### To be done
Each entry below must be repeated word for word.
··· Data shown
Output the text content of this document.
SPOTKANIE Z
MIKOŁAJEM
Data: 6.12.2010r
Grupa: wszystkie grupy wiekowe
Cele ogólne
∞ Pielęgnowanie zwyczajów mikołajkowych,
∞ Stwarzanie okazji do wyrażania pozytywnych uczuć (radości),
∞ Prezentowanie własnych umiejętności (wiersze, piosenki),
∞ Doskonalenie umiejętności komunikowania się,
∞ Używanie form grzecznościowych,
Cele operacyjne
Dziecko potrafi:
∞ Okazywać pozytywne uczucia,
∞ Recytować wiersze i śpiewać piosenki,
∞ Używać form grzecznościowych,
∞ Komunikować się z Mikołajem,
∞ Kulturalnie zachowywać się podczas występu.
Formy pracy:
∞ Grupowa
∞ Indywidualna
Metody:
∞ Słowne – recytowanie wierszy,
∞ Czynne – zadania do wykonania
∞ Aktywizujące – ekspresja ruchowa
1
······
### Answer to this exercise
Output the text content of this document.
SPOTKANIE Z
MIKOŁAJEM
Data: 6.12.2010r
Grupa: wszystkie grupy wiekowe
Cele ogólne
∞ Pielęgnowanie zwyczajów mikołajkowych,
∞ Stwarzanie okazji do wyrażania pozytywnych uczuć (radości),
∞ Prezentowanie własnych umiejętności (wiersze, piosenki),
∞ Doskonalenie umiejętności komunikowania się,
∞ Używanie form grzecznościowych,
Cele operacyjne
Dziecko potrafi:
∞ Okazywać pozytywne uczucia,
∞ Recytować wiersze i śpiewać piosenki,
∞ Używać form grzecznościowych,
∞ Komunikować się z Mikołajem,
∞ Kulturalnie zachowywać się podczas występu.
Formy pracy:
∞ Grupowa
∞ Indywidualna
Metody:
∞ Słowne – recytowanie wierszy,
∞ Czynne – zadania do wykonania
∞ Aktywizujące – ekspresja ruchowa
1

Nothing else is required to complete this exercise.